__WHAT YOU SHOULD DO__. Starting at the line that holds "Output a JSON", quote every line through the end of the records, both boundary lines included. Omit the pictures.

__RAW RECORDS__.

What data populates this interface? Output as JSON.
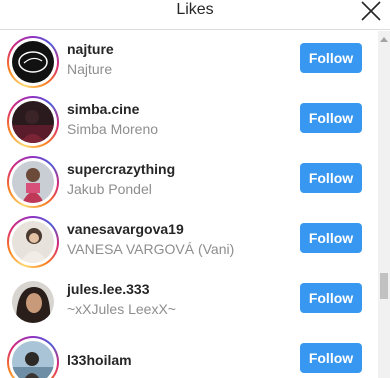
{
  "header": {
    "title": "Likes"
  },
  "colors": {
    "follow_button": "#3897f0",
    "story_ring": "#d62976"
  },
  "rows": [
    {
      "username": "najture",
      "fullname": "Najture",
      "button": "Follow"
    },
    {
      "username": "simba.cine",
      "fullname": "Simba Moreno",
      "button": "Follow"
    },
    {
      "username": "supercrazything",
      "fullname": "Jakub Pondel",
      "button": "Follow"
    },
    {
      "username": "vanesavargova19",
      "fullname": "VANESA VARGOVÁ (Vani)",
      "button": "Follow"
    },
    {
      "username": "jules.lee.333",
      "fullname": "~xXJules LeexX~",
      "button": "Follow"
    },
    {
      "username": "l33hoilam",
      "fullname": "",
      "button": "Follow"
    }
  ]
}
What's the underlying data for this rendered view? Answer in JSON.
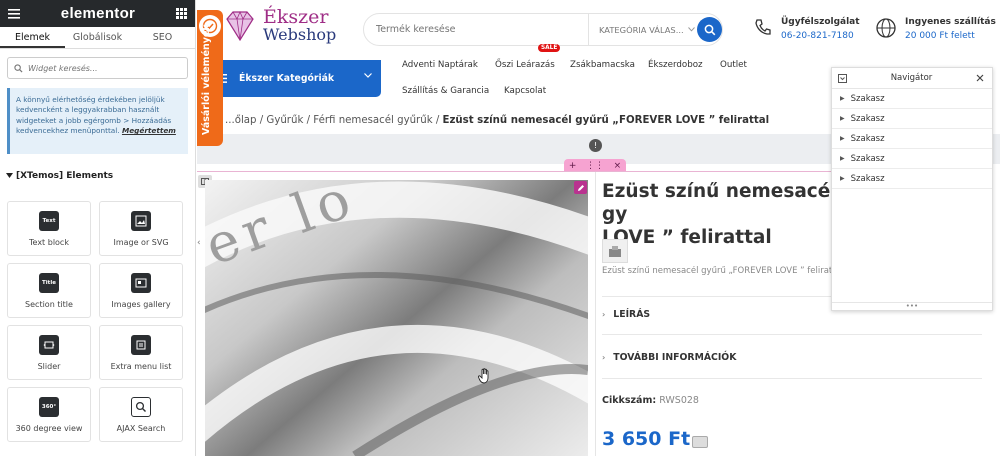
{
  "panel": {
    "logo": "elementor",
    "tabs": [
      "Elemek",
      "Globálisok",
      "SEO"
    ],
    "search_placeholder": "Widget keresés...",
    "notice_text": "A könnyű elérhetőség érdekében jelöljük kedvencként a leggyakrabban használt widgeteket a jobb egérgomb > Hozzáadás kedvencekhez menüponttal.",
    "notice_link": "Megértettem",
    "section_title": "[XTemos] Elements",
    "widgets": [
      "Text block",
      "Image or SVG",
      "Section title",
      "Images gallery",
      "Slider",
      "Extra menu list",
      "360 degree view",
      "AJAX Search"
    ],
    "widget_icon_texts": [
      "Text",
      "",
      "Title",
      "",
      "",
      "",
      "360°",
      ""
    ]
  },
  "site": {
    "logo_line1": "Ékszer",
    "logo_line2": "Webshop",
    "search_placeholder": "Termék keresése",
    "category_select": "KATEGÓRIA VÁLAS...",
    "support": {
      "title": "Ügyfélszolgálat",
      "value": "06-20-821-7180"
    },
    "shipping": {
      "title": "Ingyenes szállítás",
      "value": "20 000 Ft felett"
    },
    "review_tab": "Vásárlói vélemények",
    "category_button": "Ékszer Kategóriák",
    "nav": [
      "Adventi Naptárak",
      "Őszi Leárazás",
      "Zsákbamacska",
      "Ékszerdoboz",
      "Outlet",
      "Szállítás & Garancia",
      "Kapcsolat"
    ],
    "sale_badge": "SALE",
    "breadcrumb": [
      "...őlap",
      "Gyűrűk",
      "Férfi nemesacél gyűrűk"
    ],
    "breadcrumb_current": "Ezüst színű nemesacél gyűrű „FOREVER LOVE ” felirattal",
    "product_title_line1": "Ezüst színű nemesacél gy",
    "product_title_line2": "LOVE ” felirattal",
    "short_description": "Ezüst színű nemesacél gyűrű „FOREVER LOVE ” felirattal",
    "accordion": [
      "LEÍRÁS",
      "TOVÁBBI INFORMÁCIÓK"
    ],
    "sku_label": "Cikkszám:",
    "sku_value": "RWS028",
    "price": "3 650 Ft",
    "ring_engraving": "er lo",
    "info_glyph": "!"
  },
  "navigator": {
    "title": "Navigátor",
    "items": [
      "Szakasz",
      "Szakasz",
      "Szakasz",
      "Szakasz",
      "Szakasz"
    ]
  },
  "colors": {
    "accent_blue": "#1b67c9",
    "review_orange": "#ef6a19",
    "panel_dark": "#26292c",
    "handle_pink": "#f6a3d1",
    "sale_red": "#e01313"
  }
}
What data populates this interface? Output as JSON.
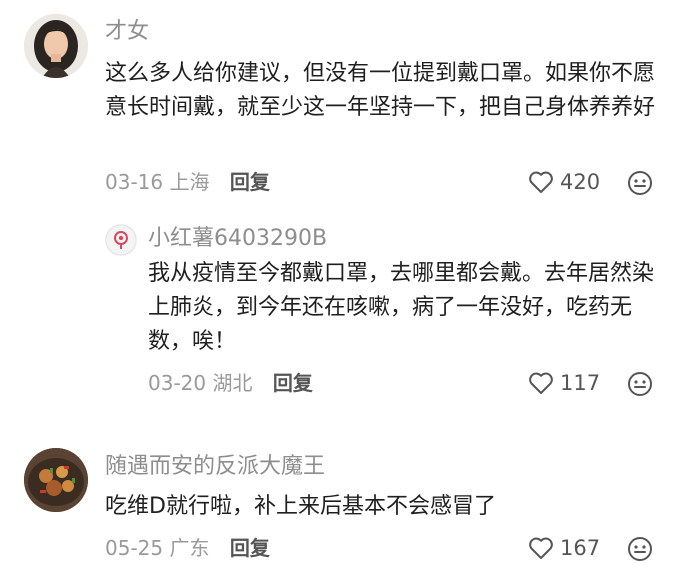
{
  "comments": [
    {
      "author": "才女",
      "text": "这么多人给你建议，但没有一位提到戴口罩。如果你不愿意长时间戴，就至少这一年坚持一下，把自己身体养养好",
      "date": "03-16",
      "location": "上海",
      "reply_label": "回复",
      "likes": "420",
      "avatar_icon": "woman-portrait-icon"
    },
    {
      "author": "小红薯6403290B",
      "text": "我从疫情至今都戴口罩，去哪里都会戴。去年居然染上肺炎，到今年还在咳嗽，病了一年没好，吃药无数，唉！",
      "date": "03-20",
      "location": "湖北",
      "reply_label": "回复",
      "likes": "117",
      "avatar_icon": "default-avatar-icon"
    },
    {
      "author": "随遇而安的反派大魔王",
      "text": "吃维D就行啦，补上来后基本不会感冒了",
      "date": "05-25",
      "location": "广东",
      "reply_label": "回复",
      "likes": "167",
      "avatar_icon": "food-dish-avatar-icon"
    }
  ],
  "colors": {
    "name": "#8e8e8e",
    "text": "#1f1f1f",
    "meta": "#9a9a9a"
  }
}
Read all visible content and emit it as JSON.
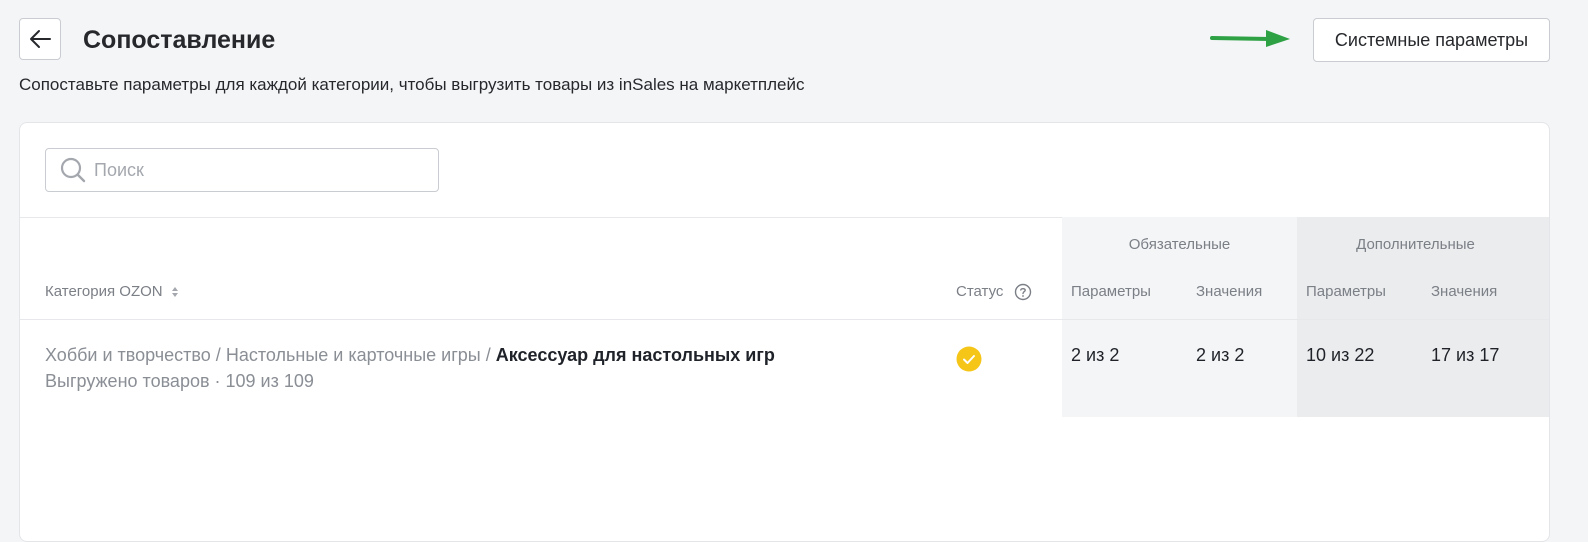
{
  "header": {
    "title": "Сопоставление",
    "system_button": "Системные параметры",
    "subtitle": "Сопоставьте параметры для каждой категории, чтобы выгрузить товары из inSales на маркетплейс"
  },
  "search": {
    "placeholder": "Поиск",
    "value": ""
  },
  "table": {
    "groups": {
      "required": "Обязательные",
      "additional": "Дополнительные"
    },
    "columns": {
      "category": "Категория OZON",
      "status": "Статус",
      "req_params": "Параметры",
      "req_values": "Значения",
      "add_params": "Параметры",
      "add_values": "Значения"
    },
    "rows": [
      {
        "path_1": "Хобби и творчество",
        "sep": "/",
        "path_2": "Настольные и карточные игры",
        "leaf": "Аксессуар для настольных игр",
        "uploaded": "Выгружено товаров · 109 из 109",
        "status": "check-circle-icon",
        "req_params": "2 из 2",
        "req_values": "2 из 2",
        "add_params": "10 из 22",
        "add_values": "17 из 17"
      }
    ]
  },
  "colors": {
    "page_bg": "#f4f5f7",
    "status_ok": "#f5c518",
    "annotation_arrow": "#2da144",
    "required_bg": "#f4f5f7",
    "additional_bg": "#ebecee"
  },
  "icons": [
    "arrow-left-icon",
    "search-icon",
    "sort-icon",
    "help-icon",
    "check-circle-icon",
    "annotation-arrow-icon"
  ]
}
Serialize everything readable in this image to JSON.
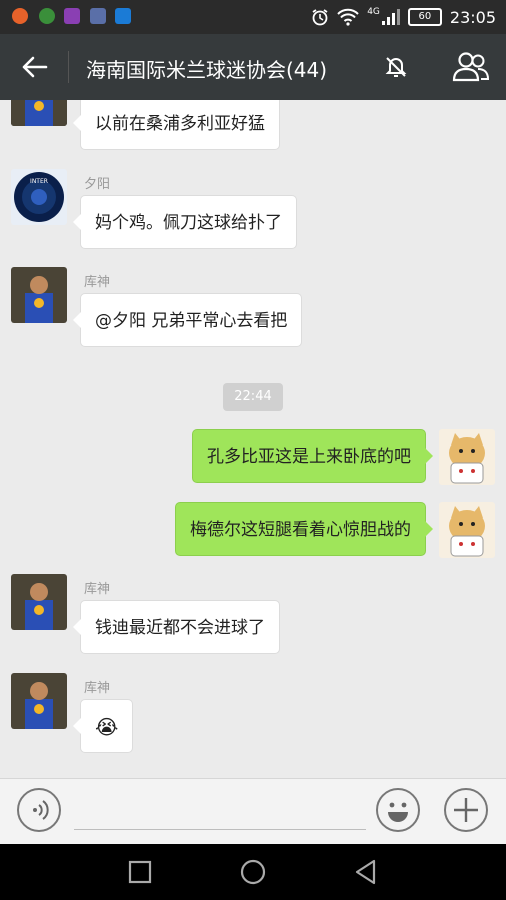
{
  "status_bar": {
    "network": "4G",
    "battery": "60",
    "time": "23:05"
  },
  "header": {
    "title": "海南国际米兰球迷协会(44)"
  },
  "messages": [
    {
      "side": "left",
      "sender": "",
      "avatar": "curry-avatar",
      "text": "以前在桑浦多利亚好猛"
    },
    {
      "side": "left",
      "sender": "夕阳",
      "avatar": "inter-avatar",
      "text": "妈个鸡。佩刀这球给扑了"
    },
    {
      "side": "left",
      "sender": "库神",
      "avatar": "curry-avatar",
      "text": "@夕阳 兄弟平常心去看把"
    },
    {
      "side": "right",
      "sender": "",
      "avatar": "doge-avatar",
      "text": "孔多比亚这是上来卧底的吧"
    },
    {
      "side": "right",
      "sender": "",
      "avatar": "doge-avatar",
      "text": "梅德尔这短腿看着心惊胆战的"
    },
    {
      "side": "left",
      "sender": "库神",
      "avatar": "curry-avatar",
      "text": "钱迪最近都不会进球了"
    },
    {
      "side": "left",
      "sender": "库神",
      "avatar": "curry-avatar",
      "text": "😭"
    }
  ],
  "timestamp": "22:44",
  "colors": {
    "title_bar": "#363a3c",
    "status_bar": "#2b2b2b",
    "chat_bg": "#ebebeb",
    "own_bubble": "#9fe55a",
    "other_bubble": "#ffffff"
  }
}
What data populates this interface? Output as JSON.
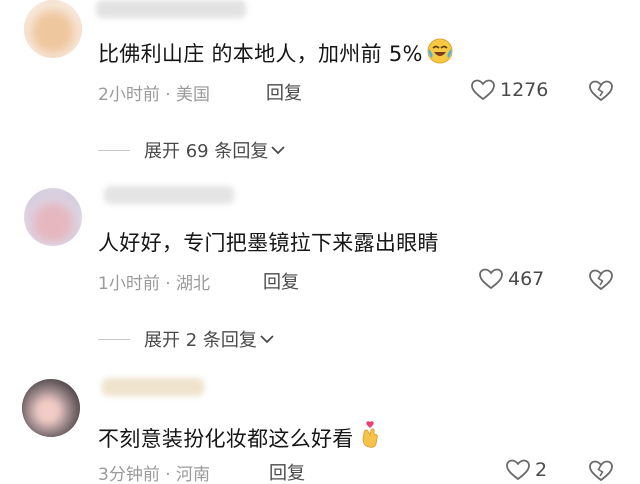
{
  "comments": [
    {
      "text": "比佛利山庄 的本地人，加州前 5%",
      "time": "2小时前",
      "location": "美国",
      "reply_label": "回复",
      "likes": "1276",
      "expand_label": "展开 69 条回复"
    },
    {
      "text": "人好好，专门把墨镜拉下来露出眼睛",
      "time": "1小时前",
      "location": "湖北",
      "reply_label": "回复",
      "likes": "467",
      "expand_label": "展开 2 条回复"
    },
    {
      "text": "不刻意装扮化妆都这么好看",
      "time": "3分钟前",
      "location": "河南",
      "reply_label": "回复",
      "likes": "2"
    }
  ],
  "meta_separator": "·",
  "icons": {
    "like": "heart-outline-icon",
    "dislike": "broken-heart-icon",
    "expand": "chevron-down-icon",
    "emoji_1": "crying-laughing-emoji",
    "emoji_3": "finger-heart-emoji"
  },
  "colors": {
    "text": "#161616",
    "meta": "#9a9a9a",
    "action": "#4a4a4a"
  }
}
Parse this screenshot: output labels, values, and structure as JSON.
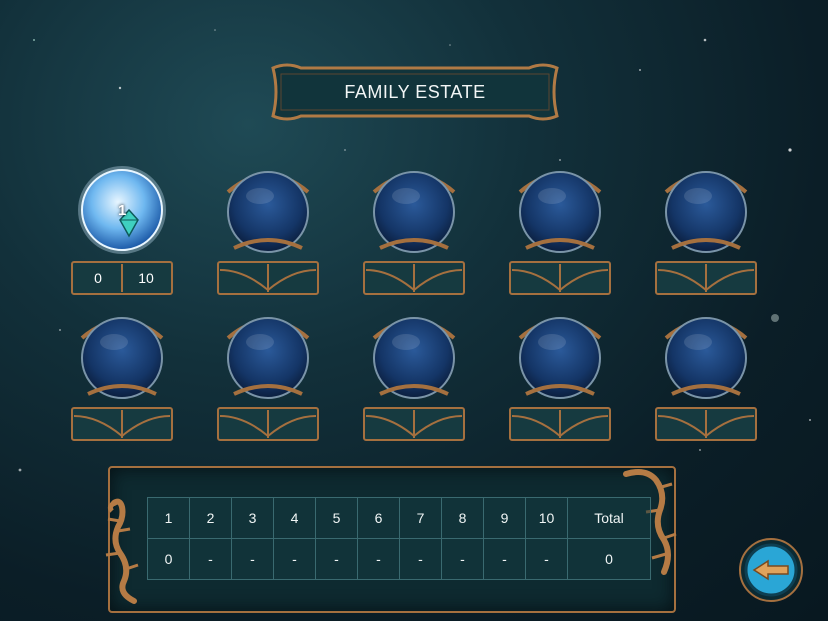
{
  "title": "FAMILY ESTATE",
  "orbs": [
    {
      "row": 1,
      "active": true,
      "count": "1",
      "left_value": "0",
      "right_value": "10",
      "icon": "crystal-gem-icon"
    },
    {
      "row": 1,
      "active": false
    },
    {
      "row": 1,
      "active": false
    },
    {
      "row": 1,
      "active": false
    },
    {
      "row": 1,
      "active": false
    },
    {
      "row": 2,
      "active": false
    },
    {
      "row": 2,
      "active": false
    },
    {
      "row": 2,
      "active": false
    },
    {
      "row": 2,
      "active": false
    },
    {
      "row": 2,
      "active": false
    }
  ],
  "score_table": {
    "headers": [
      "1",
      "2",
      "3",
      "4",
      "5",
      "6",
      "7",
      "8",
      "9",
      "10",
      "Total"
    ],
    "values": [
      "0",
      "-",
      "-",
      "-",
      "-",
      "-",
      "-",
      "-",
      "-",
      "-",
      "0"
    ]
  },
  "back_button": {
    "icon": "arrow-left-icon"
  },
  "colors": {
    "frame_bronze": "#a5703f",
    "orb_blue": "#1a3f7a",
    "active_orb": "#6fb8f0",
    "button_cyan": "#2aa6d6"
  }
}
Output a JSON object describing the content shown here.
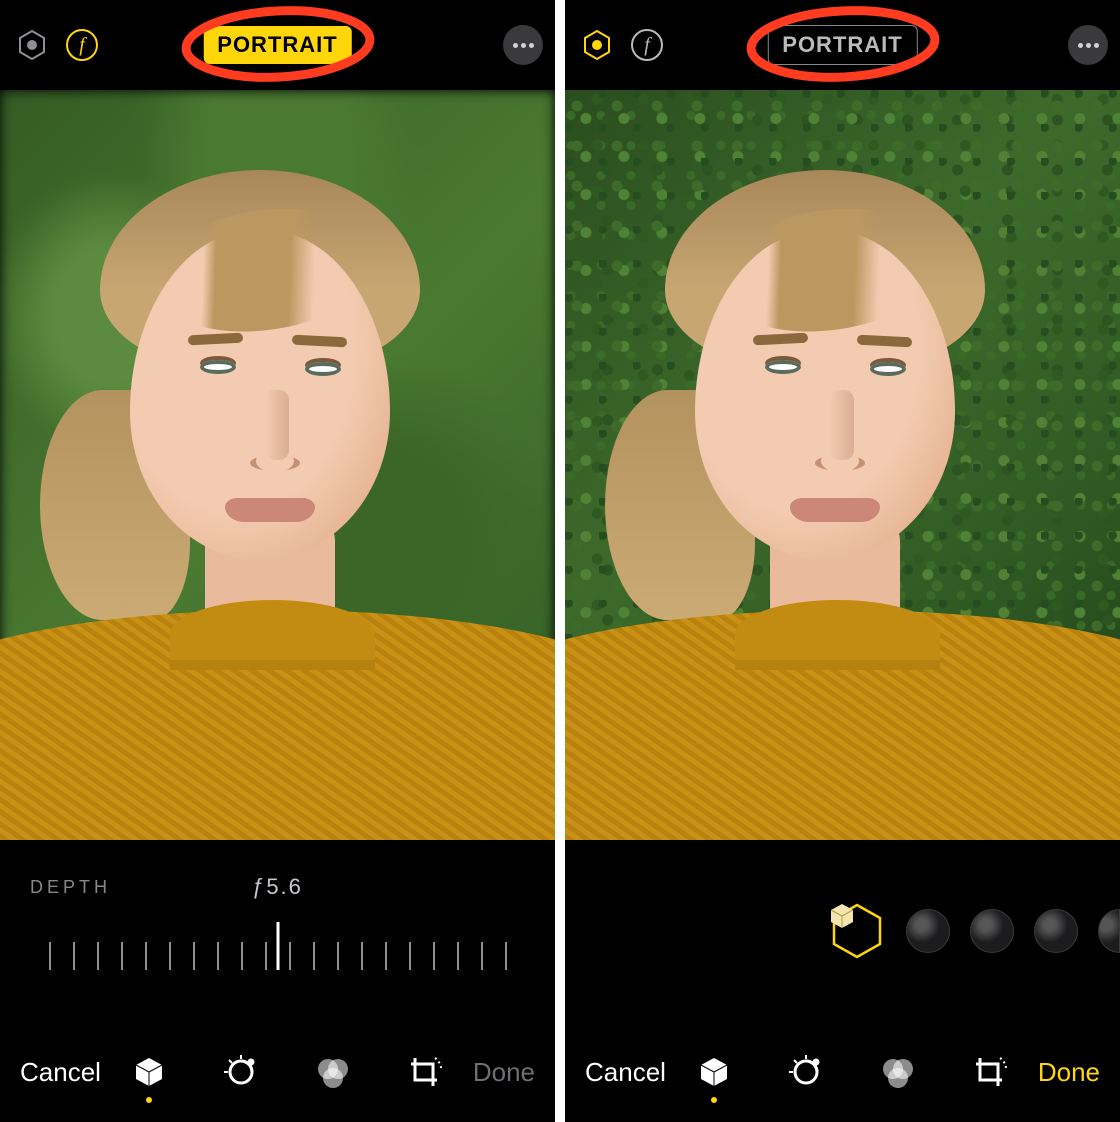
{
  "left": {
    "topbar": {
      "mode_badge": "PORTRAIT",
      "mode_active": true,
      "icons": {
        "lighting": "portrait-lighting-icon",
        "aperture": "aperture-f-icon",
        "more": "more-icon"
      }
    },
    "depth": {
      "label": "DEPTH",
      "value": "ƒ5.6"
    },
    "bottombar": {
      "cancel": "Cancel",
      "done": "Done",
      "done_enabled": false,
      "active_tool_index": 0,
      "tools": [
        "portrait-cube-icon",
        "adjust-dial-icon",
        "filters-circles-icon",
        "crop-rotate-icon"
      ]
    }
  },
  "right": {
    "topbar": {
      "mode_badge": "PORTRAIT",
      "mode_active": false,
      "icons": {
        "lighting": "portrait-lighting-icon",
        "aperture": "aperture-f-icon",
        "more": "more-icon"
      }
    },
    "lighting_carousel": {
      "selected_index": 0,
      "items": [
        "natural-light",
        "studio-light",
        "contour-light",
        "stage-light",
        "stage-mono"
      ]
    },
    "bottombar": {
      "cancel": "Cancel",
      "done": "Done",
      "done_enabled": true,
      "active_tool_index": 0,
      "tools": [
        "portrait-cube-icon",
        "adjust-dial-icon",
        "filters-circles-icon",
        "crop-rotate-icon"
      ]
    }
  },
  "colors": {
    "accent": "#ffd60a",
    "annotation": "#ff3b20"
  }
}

__SOLUTION TO THIS PROBLEM__.
Output a JSON object describing the content shown here.
{
  "left": {
    "topbar": {
      "mode_badge": "PORTRAIT",
      "mode_active": true,
      "icons": {
        "lighting": "portrait-lighting-icon",
        "aperture": "aperture-f-icon",
        "more": "more-icon"
      }
    },
    "depth": {
      "label": "DEPTH",
      "value": "ƒ5.6"
    },
    "bottombar": {
      "cancel": "Cancel",
      "done": "Done",
      "done_enabled": false,
      "active_tool_index": 0,
      "tools": [
        "portrait-cube-icon",
        "adjust-dial-icon",
        "filters-circles-icon",
        "crop-rotate-icon"
      ]
    }
  },
  "right": {
    "topbar": {
      "mode_badge": "PORTRAIT",
      "mode_active": false,
      "icons": {
        "lighting": "portrait-lighting-icon",
        "aperture": "aperture-f-icon",
        "more": "more-icon"
      }
    },
    "lighting_carousel": {
      "selected_index": 0,
      "items": [
        "natural-light",
        "studio-light",
        "contour-light",
        "stage-light",
        "stage-mono"
      ]
    },
    "bottombar": {
      "cancel": "Cancel",
      "done": "Done",
      "done_enabled": true,
      "active_tool_index": 0,
      "tools": [
        "portrait-cube-icon",
        "adjust-dial-icon",
        "filters-circles-icon",
        "crop-rotate-icon"
      ]
    }
  },
  "colors": {
    "accent": "#ffd60a",
    "annotation": "#ff3b20"
  }
}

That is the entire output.